» Given records:
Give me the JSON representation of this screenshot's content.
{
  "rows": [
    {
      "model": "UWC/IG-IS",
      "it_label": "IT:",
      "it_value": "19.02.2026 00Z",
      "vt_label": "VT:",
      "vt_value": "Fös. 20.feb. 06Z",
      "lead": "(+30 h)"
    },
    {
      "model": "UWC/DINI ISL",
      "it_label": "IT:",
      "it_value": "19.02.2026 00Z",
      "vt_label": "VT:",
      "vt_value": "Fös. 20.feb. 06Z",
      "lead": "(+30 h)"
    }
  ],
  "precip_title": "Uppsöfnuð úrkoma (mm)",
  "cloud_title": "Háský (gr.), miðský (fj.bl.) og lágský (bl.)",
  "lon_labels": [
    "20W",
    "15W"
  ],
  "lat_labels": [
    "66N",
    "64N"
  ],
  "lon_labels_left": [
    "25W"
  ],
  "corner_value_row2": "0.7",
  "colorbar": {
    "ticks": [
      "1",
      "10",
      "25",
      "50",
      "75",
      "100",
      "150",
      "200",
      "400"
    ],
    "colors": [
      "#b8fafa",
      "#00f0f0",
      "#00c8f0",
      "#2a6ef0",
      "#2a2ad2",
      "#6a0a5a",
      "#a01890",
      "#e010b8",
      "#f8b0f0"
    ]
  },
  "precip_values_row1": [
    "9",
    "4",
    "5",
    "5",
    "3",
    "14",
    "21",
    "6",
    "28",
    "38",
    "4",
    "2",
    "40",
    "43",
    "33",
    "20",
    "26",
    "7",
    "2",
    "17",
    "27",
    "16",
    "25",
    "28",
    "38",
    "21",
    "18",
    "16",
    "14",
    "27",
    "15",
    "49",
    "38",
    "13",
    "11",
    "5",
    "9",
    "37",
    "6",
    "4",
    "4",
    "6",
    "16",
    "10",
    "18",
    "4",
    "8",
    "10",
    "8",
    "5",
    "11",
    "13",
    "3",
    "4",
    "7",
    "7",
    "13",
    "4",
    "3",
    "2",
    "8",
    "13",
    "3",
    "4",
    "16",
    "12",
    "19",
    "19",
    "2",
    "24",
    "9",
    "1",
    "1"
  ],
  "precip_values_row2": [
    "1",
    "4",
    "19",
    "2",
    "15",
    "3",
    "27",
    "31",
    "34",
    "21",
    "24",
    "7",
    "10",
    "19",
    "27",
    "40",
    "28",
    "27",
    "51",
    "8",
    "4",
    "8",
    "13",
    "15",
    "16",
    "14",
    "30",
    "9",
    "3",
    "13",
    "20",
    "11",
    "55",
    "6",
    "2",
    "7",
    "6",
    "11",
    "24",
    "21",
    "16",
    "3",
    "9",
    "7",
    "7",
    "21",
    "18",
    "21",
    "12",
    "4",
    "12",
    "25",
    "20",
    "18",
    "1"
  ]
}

» Do this: Transcribe the records above exactly as they appear.

» Result below:
Give me the JSON representation of this screenshot's content.
{
  "rows": [
    {
      "model": "UWC/IG-IS",
      "it_label": "IT:",
      "it_value": "19.02.2026 00Z",
      "vt_label": "VT:",
      "vt_value": "Fös. 20.feb. 06Z",
      "lead": "(+30 h)"
    },
    {
      "model": "UWC/DINI ISL",
      "it_label": "IT:",
      "it_value": "19.02.2026 00Z",
      "vt_label": "VT:",
      "vt_value": "Fös. 20.feb. 06Z",
      "lead": "(+30 h)"
    }
  ],
  "precip_title": "Uppsöfnuð úrkoma (mm)",
  "cloud_title": "Háský (gr.), miðský (fj.bl.) og lágský (bl.)",
  "lon_labels": [
    "20W",
    "15W"
  ],
  "lat_labels": [
    "66N",
    "64N"
  ],
  "lon_labels_left": [
    "25W"
  ],
  "corner_value_row2": "0.7",
  "colorbar": {
    "ticks": [
      "1",
      "10",
      "25",
      "50",
      "75",
      "100",
      "150",
      "200",
      "400"
    ],
    "colors": [
      "#b8fafa",
      "#00f0f0",
      "#00c8f0",
      "#2a6ef0",
      "#2a2ad2",
      "#6a0a5a",
      "#a01890",
      "#e010b8",
      "#f8b0f0"
    ]
  },
  "precip_values_row1": [
    "9",
    "4",
    "5",
    "5",
    "3",
    "14",
    "21",
    "6",
    "28",
    "38",
    "4",
    "2",
    "40",
    "43",
    "33",
    "20",
    "26",
    "7",
    "2",
    "17",
    "27",
    "16",
    "25",
    "28",
    "38",
    "21",
    "18",
    "16",
    "14",
    "27",
    "15",
    "49",
    "38",
    "13",
    "11",
    "5",
    "9",
    "37",
    "6",
    "4",
    "4",
    "6",
    "16",
    "10",
    "18",
    "4",
    "8",
    "10",
    "8",
    "5",
    "11",
    "13",
    "3",
    "4",
    "7",
    "7",
    "13",
    "4",
    "3",
    "2",
    "8",
    "13",
    "3",
    "4",
    "16",
    "12",
    "19",
    "19",
    "2",
    "24",
    "9",
    "1",
    "1"
  ],
  "precip_values_row2": [
    "1",
    "4",
    "19",
    "2",
    "15",
    "3",
    "27",
    "31",
    "34",
    "21",
    "24",
    "7",
    "10",
    "19",
    "27",
    "40",
    "28",
    "27",
    "51",
    "8",
    "4",
    "8",
    "13",
    "15",
    "16",
    "14",
    "30",
    "9",
    "3",
    "13",
    "20",
    "11",
    "55",
    "6",
    "2",
    "7",
    "6",
    "11",
    "24",
    "21",
    "16",
    "3",
    "9",
    "7",
    "7",
    "21",
    "18",
    "21",
    "12",
    "4",
    "12",
    "25",
    "20",
    "18",
    "1"
  ]
}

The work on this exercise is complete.